● Stated task: Turn every line of the records below into a Markdown table with the columns Row and Record line. Leave out any blank lines.

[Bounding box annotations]
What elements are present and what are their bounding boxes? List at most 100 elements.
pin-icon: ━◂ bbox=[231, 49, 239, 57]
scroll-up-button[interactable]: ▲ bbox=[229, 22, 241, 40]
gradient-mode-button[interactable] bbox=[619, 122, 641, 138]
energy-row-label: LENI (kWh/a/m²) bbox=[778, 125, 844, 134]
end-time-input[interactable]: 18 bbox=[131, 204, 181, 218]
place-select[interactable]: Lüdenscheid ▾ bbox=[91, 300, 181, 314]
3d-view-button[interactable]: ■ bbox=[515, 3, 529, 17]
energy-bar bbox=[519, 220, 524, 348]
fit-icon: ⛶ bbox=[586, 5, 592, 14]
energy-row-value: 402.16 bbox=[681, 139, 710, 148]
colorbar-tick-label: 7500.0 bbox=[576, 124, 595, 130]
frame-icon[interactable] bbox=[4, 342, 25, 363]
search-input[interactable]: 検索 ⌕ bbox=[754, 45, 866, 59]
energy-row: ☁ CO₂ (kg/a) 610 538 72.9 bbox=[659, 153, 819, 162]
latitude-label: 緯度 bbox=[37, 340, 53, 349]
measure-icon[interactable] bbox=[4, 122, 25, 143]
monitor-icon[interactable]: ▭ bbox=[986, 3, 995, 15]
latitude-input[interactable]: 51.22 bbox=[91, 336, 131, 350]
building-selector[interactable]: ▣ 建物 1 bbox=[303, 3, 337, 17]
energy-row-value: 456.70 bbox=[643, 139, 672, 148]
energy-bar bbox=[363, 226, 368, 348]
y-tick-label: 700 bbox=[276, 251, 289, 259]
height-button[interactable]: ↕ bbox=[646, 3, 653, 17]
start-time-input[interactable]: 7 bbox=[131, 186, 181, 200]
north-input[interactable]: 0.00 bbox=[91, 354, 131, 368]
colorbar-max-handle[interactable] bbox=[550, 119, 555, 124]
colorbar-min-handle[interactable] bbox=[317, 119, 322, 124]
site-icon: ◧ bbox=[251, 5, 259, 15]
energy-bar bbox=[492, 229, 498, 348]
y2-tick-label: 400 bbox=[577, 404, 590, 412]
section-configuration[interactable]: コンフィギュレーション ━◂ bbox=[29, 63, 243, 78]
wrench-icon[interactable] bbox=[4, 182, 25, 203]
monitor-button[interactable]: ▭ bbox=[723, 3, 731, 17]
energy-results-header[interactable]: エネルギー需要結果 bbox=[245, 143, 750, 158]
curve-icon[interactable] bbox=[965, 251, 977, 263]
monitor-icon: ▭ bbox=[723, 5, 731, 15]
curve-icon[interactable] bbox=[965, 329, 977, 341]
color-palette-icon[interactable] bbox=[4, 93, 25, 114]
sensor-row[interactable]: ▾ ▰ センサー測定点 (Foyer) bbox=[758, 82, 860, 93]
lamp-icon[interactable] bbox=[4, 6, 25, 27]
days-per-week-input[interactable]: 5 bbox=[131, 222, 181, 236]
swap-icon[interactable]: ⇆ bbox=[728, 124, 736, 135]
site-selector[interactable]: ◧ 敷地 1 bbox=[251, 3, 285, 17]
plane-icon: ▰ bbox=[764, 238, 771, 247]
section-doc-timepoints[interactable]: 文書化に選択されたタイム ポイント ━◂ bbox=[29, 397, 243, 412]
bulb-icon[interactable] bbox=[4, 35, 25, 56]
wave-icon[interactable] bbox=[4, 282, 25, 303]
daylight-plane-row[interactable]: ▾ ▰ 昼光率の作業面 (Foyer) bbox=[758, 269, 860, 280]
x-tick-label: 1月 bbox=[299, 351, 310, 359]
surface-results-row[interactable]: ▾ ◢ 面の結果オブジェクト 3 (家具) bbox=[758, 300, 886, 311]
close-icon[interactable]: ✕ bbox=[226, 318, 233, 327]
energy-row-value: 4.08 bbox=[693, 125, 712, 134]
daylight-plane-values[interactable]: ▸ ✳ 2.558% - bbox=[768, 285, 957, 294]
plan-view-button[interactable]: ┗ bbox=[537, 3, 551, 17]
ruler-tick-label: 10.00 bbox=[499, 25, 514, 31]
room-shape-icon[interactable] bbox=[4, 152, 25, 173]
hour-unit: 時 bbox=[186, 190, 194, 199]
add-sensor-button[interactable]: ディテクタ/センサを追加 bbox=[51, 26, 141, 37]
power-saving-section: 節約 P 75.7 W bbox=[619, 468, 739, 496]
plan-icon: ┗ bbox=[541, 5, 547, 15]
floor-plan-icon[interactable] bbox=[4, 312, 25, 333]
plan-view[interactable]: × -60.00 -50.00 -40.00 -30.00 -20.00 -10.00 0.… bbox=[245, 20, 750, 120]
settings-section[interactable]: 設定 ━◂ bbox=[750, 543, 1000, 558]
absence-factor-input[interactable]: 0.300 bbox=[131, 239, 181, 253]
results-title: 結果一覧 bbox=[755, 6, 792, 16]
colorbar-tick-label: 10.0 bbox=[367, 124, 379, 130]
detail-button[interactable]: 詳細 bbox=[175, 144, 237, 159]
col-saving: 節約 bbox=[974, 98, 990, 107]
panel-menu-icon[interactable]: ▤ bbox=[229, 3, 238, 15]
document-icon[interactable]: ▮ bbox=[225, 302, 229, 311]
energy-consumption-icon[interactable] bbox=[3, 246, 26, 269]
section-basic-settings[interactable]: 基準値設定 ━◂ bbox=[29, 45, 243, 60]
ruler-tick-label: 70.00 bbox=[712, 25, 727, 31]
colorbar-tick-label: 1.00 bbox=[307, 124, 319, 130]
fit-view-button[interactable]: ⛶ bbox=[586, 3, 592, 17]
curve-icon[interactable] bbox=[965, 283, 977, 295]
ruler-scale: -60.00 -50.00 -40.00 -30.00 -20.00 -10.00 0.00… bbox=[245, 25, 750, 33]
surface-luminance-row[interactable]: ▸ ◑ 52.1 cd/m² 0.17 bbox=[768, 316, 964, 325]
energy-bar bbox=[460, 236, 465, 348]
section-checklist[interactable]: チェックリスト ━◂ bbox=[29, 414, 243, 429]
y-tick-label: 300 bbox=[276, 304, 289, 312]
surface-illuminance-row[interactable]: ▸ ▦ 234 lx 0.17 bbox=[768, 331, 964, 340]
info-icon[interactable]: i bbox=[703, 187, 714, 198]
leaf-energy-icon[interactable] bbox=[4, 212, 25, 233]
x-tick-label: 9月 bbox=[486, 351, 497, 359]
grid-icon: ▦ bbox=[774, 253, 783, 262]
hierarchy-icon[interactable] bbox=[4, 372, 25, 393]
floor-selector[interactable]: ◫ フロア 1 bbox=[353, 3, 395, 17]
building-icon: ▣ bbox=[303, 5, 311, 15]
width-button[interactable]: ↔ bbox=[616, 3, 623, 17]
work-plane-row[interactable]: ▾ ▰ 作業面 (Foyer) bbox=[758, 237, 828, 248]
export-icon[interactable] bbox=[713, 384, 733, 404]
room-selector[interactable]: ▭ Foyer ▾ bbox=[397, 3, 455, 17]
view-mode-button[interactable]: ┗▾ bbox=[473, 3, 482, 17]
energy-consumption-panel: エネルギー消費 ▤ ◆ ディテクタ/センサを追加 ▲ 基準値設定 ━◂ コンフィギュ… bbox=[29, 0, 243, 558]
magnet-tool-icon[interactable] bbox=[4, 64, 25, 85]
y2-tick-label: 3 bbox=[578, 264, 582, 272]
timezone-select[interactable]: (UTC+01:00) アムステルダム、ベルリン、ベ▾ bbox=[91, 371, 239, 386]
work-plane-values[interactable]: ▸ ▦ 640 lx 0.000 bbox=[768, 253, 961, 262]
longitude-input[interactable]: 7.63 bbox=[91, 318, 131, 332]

● Result for this exercise:
| Row | Record line |
|---|---|
| 1 | What elements are present and what are their bounding boxes? List at most 100 elements. |
| 2 | pin-icon: ━◂ bbox=[231, 49, 239, 57] |
| 3 | scroll-up-button[interactable]: ▲ bbox=[229, 22, 241, 40] |
| 4 | gradient-mode-button[interactable] bbox=[619, 122, 641, 138] |
| 5 | energy-row-label: LENI (kWh/a/m²) bbox=[778, 125, 844, 134] |
| 6 | end-time-input[interactable]: 18 bbox=[131, 204, 181, 218] |
| 7 | place-select[interactable]: Lüdenscheid ▾ bbox=[91, 300, 181, 314] |
| 8 | 3d-view-button[interactable]: ■ bbox=[515, 3, 529, 17] |
| 9 | energy-bar bbox=[519, 220, 524, 348] |
| 10 | fit-icon: ⛶ bbox=[586, 5, 592, 14] |
| 11 | energy-row-value: 402.16 bbox=[681, 139, 710, 148] |
| 12 | colorbar-tick-label: 7500.0 bbox=[576, 124, 595, 130] |
| 13 | frame-icon[interactable] bbox=[4, 342, 25, 363] |
| 14 | search-input[interactable]: 検索 ⌕ bbox=[754, 45, 866, 59] |
| 15 | energy-row: ☁ CO₂ (kg/a) 610 538 72.9 bbox=[659, 153, 819, 162] |
| 16 | latitude-label: 緯度 bbox=[37, 340, 53, 349] |
| 17 | measure-icon[interactable] bbox=[4, 122, 25, 143] |
| 18 | monitor-icon[interactable]: ▭ bbox=[986, 3, 995, 15] |
| 19 | latitude-input[interactable]: 51.22 bbox=[91, 336, 131, 350] |
| 20 | building-selector[interactable]: ▣ 建物 1 bbox=[303, 3, 337, 17] |
| 21 | energy-row-value: 456.70 bbox=[643, 139, 672, 148] |
| 22 | energy-bar bbox=[363, 226, 368, 348] |
| 23 | y-tick-label: 700 bbox=[276, 251, 289, 259] |
| 24 | height-button[interactable]: ↕ bbox=[646, 3, 653, 17] |
| 25 | start-time-input[interactable]: 7 bbox=[131, 186, 181, 200] |
| 26 | north-input[interactable]: 0.00 bbox=[91, 354, 131, 368] |
| 27 | colorbar-max-handle[interactable] bbox=[550, 119, 555, 124] |
| 28 | colorbar-min-handle[interactable] bbox=[317, 119, 322, 124] |
| 29 | site-icon: ◧ bbox=[251, 5, 259, 15] |
| 30 | energy-bar bbox=[492, 229, 498, 348] |
| 31 | y2-tick-label: 400 bbox=[577, 404, 590, 412] |
| 32 | section-configuration[interactable]: コンフィギュレーション ━◂ bbox=[29, 63, 243, 78] |
| 33 | wrench-icon[interactable] bbox=[4, 182, 25, 203] |
| 34 | monitor-button[interactable]: ▭ bbox=[723, 3, 731, 17] |
| 35 | energy-results-header[interactable]: エネルギー需要結果 bbox=[245, 143, 750, 158] |
| 36 | curve-icon[interactable] bbox=[965, 251, 977, 263] |
| 37 | monitor-icon: ▭ bbox=[723, 5, 731, 15] |
| 38 | curve-icon[interactable] bbox=[965, 329, 977, 341] |
| 39 | color-palette-icon[interactable] bbox=[4, 93, 25, 114] |
| 40 | sensor-row[interactable]: ▾ ▰ センサー測定点 (Foyer) bbox=[758, 82, 860, 93] |
| 41 | lamp-icon[interactable] bbox=[4, 6, 25, 27] |
| 42 | days-per-week-input[interactable]: 5 bbox=[131, 222, 181, 236] |
| 43 | swap-icon[interactable]: ⇆ bbox=[728, 124, 736, 135] |
| 44 | site-selector[interactable]: ◧ 敷地 1 bbox=[251, 3, 285, 17] |
| 45 | plane-icon: ▰ bbox=[764, 238, 771, 247] |
| 46 | section-doc-timepoints[interactable]: 文書化に選択されたタイム ポイント ━◂ bbox=[29, 397, 243, 412] |
| 47 | bulb-icon[interactable] bbox=[4, 35, 25, 56] |
| 48 | wave-icon[interactable] bbox=[4, 282, 25, 303] |
| 49 | daylight-plane-row[interactable]: ▾ ▰ 昼光率の作業面 (Foyer) bbox=[758, 269, 860, 280] |
| 50 | x-tick-label: 1月 bbox=[299, 351, 310, 359] |
| 51 | surface-results-row[interactable]: ▾ ◢ 面の結果オブジェクト 3 (家具) bbox=[758, 300, 886, 311] |
| 52 | close-icon[interactable]: ✕ bbox=[226, 318, 233, 327] |
| 53 | energy-row-value: 4.08 bbox=[693, 125, 712, 134] |
| 54 | daylight-plane-values[interactable]: ▸ ✳ 2.558% - bbox=[768, 285, 957, 294] |
| 55 | plan-view-button[interactable]: ┗ bbox=[537, 3, 551, 17] |
| 56 | ruler-tick-label: 10.00 bbox=[499, 25, 514, 31] |
| 57 | room-shape-icon[interactable] bbox=[4, 152, 25, 173] |
| 58 | hour-unit: 時 bbox=[186, 190, 194, 199] |
| 59 | add-sensor-button[interactable]: ディテクタ/センサを追加 bbox=[51, 26, 141, 37] |
| 60 | power-saving-section: 節約 P 75.7 W bbox=[619, 468, 739, 496] |
| 61 | plan-icon: ┗ bbox=[541, 5, 547, 15] |
| 62 | floor-plan-icon[interactable] bbox=[4, 312, 25, 333] |
| 63 | plan-view[interactable]: × -60.00 -50.00 -40.00 -30.00 -20.00 -10.00 0.… bbox=[245, 20, 750, 120] |
| 64 | settings-section[interactable]: 設定 ━◂ bbox=[750, 543, 1000, 558] |
| 65 | absence-factor-input[interactable]: 0.300 bbox=[131, 239, 181, 253] |
| 66 | results-title: 結果一覧 bbox=[755, 6, 792, 16] |
| 67 | colorbar-tick-label: 10.0 bbox=[367, 124, 379, 130] |
| 68 | detail-button[interactable]: 詳細 bbox=[175, 144, 237, 159] |
| 69 | col-saving: 節約 bbox=[974, 98, 990, 107] |
| 70 | panel-menu-icon[interactable]: ▤ bbox=[229, 3, 238, 15] |
| 71 | document-icon[interactable]: ▮ bbox=[225, 302, 229, 311] |
| 72 | energy-consumption-icon[interactable] bbox=[3, 246, 26, 269] |
| 73 | section-basic-settings[interactable]: 基準値設定 ━◂ bbox=[29, 45, 243, 60] |
| 74 | ruler-tick-label: 70.00 bbox=[712, 25, 727, 31] |
| 75 | colorbar-tick-label: 1.00 bbox=[307, 124, 319, 130] |
| 76 | fit-view-button[interactable]: ⛶ bbox=[586, 3, 592, 17] |
| 77 | curve-icon[interactable] bbox=[965, 283, 977, 295] |
| 78 | ruler-scale: -60.00 -50.00 -40.00 -30.00 -20.00 -10.00 0.00… bbox=[245, 25, 750, 33] |
| 79 | surface-luminance-row[interactable]: ▸ ◑ 52.1 cd/m² 0.17 bbox=[768, 316, 964, 325] |
| 80 | energy-bar bbox=[460, 236, 465, 348] |
| 81 | section-checklist[interactable]: チェックリスト ━◂ bbox=[29, 414, 243, 429] |
| 82 | y-tick-label: 300 bbox=[276, 304, 289, 312] |
| 83 | surface-illuminance-row[interactable]: ▸ ▦ 234 lx 0.17 bbox=[768, 331, 964, 340] |
| 84 | info-icon[interactable]: i bbox=[703, 187, 714, 198] |
| 85 | leaf-energy-icon[interactable] bbox=[4, 212, 25, 233] |
| 86 | x-tick-label: 9月 bbox=[486, 351, 497, 359] |
| 87 | grid-icon: ▦ bbox=[774, 253, 783, 262] |
| 88 | hierarchy-icon[interactable] bbox=[4, 372, 25, 393] |
| 89 | floor-selector[interactable]: ◫ フロア 1 bbox=[353, 3, 395, 17] |
| 90 | building-icon: ▣ bbox=[303, 5, 311, 15] |
| 91 | width-button[interactable]: ↔ bbox=[616, 3, 623, 17] |
| 92 | work-plane-row[interactable]: ▾ ▰ 作業面 (Foyer) bbox=[758, 237, 828, 248] |
| 93 | export-icon[interactable] bbox=[713, 384, 733, 404] |
| 94 | room-selector[interactable]: ▭ Foyer ▾ bbox=[397, 3, 455, 17] |
| 95 | view-mode-button[interactable]: ┗▾ bbox=[473, 3, 482, 17] |
| 96 | energy-consumption-panel: エネルギー消費 ▤ ◆ ディテクタ/センサを追加 ▲ 基準値設定 ━◂ コンフィギュ… bbox=[29, 0, 243, 558] |
| 97 | magnet-tool-icon[interactable] bbox=[4, 64, 25, 85] |
| 98 | y2-tick-label: 3 bbox=[578, 264, 582, 272] |
| 99 | timezone-select[interactable]: (UTC+01:00) アムステルダム、ベルリン、ベ▾ bbox=[91, 371, 239, 386] |
| 100 | work-plane-values[interactable]: ▸ ▦ 640 lx 0.000 bbox=[768, 253, 961, 262] |
| 101 | longitude-input[interactable]: 7.63 bbox=[91, 318, 131, 332] |